[Saved entries]
- - - - -
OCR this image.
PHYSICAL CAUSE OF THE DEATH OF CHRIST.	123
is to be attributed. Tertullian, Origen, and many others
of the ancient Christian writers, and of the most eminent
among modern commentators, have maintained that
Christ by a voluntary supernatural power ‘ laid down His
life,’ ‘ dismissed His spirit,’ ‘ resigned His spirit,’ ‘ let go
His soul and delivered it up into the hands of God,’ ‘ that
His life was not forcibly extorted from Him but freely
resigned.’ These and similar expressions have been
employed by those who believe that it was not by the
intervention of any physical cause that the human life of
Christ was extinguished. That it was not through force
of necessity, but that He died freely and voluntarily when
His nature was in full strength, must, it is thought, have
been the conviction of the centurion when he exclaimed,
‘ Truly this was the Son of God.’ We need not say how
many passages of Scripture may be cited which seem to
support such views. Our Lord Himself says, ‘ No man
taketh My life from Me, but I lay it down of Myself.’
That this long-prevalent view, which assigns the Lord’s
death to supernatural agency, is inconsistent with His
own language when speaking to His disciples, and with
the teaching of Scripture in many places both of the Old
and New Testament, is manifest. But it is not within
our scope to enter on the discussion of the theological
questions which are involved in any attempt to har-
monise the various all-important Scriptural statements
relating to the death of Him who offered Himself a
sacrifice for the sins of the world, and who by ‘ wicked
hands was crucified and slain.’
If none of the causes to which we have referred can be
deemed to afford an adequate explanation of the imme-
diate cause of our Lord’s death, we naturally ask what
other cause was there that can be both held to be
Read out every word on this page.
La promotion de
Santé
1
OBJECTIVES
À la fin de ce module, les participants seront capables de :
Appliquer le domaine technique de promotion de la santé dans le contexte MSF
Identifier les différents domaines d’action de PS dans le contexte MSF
- - - - -
**What is expected**
Set down every line of the listing above again, exactly as given.

**Full answer**
OCR this image.
PHYSICAL CAUSE OF THE DEATH OF CHRIST.	123
is to be attributed. Tertullian, Origen, and many others
of the ancient Christian writers, and of the most eminent
among modern commentators, have maintained that
Christ by a voluntary supernatural power ‘ laid down His
life,’ ‘ dismissed His spirit,’ ‘ resigned His spirit,’ ‘ let go
His soul and delivered it up into the hands of God,’ ‘ that
His life was not forcibly extorted from Him but freely
resigned.’ These and similar expressions have been
employed by those who believe that it was not by the
intervention of any physical cause that the human life of
Christ was extinguished. That it was not through force
of necessity, but that He died freely and voluntarily when
His nature was in full strength, must, it is thought, have
been the conviction of the centurion when he exclaimed,
‘ Truly this was the Son of God.’ We need not say how
many passages of Scripture may be cited which seem to
support such views. Our Lord Himself says, ‘ No man
taketh My life from Me, but I lay it down of Myself.’
That this long-prevalent view, which assigns the Lord’s
death to supernatural agency, is inconsistent with His
own language when speaking to His disciples, and with
the teaching of Scripture in many places both of the Old
and New Testament, is manifest. But it is not within
our scope to enter on the discussion of the theological
questions which are involved in any attempt to har-
monise the various all-important Scriptural statements
relating to the death of Him who offered Himself a
sacrifice for the sins of the world, and who by ‘ wicked
hands was crucified and slain.’
If none of the causes to which we have referred can be
deemed to afford an adequate explanation of the imme-
diate cause of our Lord’s death, we naturally ask what
other cause was there that can be both held to be
Read out every word on this page.
La promotion de
Santé
1
OBJECTIVES
À la fin de ce module, les participants seront capables de :
Appliquer le domaine technique de promotion de la santé dans le contexte MSF
Identifier les différents domaines d’action de PS dans le contexte MSF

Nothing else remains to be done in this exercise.